Material for this exercise start

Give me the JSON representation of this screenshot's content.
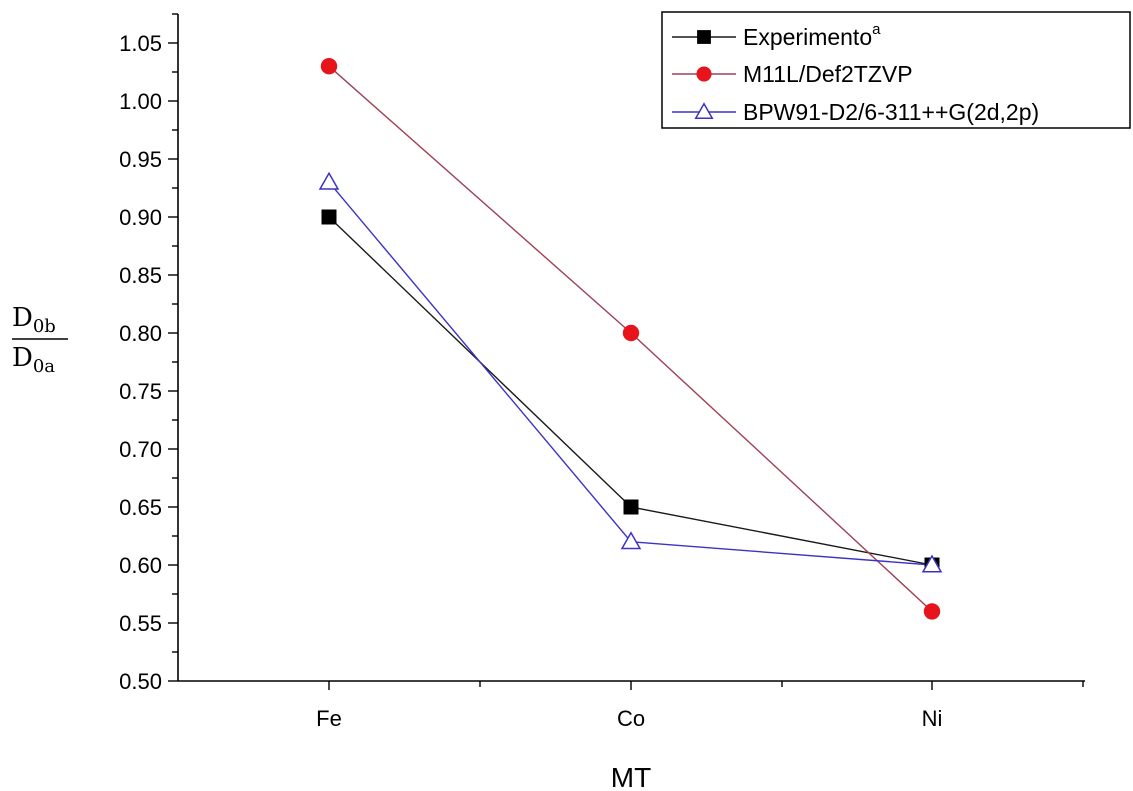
{
  "chart_data": {
    "type": "line",
    "xlabel": "MT",
    "ylabel": {
      "numerator": "D",
      "numerator_sub": "0b",
      "denominator": "D",
      "denominator_sub": "0a"
    },
    "categories": [
      "Fe",
      "Co",
      "Ni"
    ],
    "ylim": [
      0.5,
      1.075
    ],
    "yticks": [
      "0.50",
      "0.55",
      "0.60",
      "0.65",
      "0.70",
      "0.75",
      "0.80",
      "0.85",
      "0.90",
      "0.95",
      "1.00",
      "1.05"
    ],
    "legend_position": "top-right",
    "grid": false,
    "series": [
      {
        "name": "Experimento",
        "name_sup": "a",
        "values": [
          0.9,
          0.65,
          0.6
        ],
        "marker": "square",
        "marker_color": "#000000",
        "line_color": "#1a1a1a",
        "filled": true
      },
      {
        "name": "M11L/Def2TZVP",
        "values": [
          1.03,
          0.8,
          0.56
        ],
        "marker": "circle",
        "marker_color": "#e8141c",
        "line_color": "#9e4058",
        "filled": true
      },
      {
        "name": "BPW91-D2/6-311++G(2d,2p)",
        "values": [
          0.93,
          0.62,
          0.6
        ],
        "marker": "triangle",
        "marker_color": "#3a33c4",
        "line_color": "#3a33c4",
        "filled": false
      }
    ]
  }
}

Material for this exercise end

Quote the entries above word for word. Leave the images out.

Give me the JSON representation of this screenshot's content.
{
  "chart_data": {
    "type": "line",
    "xlabel": "MT",
    "ylabel": {
      "numerator": "D",
      "numerator_sub": "0b",
      "denominator": "D",
      "denominator_sub": "0a"
    },
    "categories": [
      "Fe",
      "Co",
      "Ni"
    ],
    "ylim": [
      0.5,
      1.075
    ],
    "yticks": [
      "0.50",
      "0.55",
      "0.60",
      "0.65",
      "0.70",
      "0.75",
      "0.80",
      "0.85",
      "0.90",
      "0.95",
      "1.00",
      "1.05"
    ],
    "legend_position": "top-right",
    "grid": false,
    "series": [
      {
        "name": "Experimento",
        "name_sup": "a",
        "values": [
          0.9,
          0.65,
          0.6
        ],
        "marker": "square",
        "marker_color": "#000000",
        "line_color": "#1a1a1a",
        "filled": true
      },
      {
        "name": "M11L/Def2TZVP",
        "values": [
          1.03,
          0.8,
          0.56
        ],
        "marker": "circle",
        "marker_color": "#e8141c",
        "line_color": "#9e4058",
        "filled": true
      },
      {
        "name": "BPW91-D2/6-311++G(2d,2p)",
        "values": [
          0.93,
          0.62,
          0.6
        ],
        "marker": "triangle",
        "marker_color": "#3a33c4",
        "line_color": "#3a33c4",
        "filled": false
      }
    ]
  }
}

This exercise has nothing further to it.